§ **Given request**:
Select the lines that hold the word "deuda" and copy each one.

§ **Saved entries**:
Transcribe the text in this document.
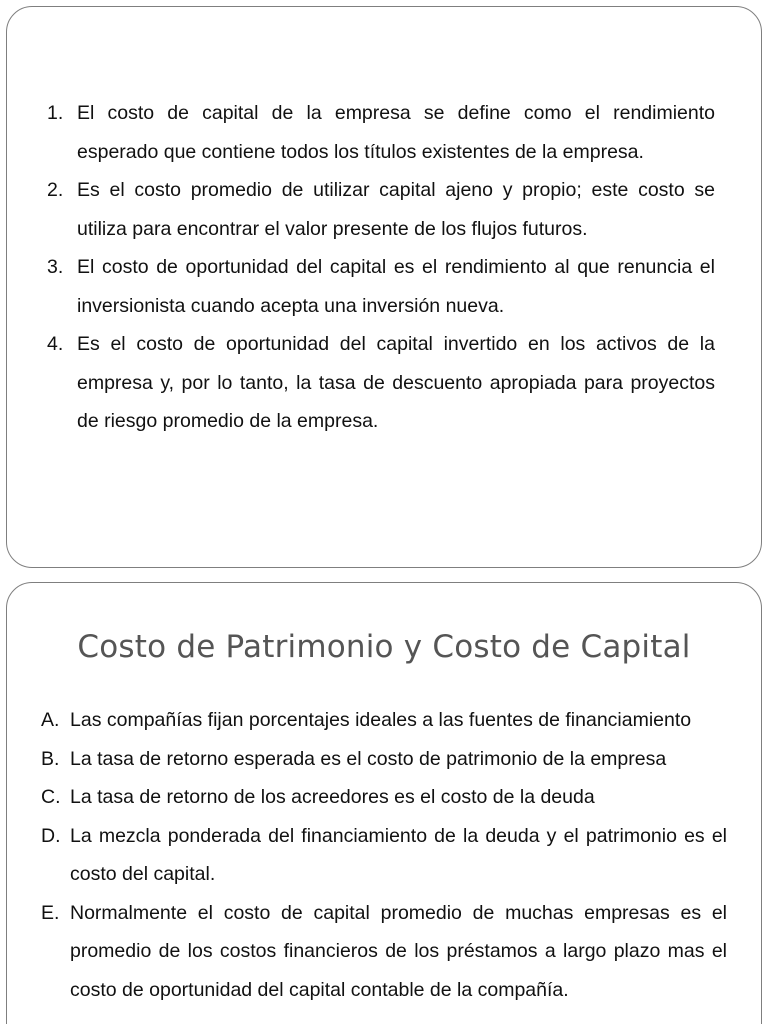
1. El costo de capital de la empresa se define como el rendimiento esperado que contiene todos los títulos existentes de la empresa.
2. Es el costo promedio de utilizar capital ajeno y propio; este costo se utiliza para encontrar el valor presente de los flujos futuros.
3. El costo de oportunidad del capital es el rendimiento al que renuncia el inversionista cuando acepta una inversión nueva.
4. Es el costo de oportunidad del capital invertido en los activos de la empresa y, por lo tanto, la tasa de descuento apropiada para proyectos de riesgo promedio de la empresa.
Costo de Patrimonio y Costo de Capital
A. Las compañías fijan porcentajes ideales a las fuentes de financiamiento
B. La tasa de retorno esperada es el costo de patrimonio de la empresa
C. La tasa de retorno de los acreedores es el costo de la deuda
D. La mezcla ponderada del financiamiento de la deuda y el patrimonio es el costo del capital.
E. Normalmente el costo de capital promedio de muchas empresas es el promedio de los costos financieros de los préstamos a largo plazo mas el costo de oportunidad del capital contable de la compañía.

§ **Right answer**:
C. La tasa de retorno de los acreedores es el costo de la deuda
D. La mezcla ponderada del financiamiento de la deuda y el patrimonio es el costo del capital.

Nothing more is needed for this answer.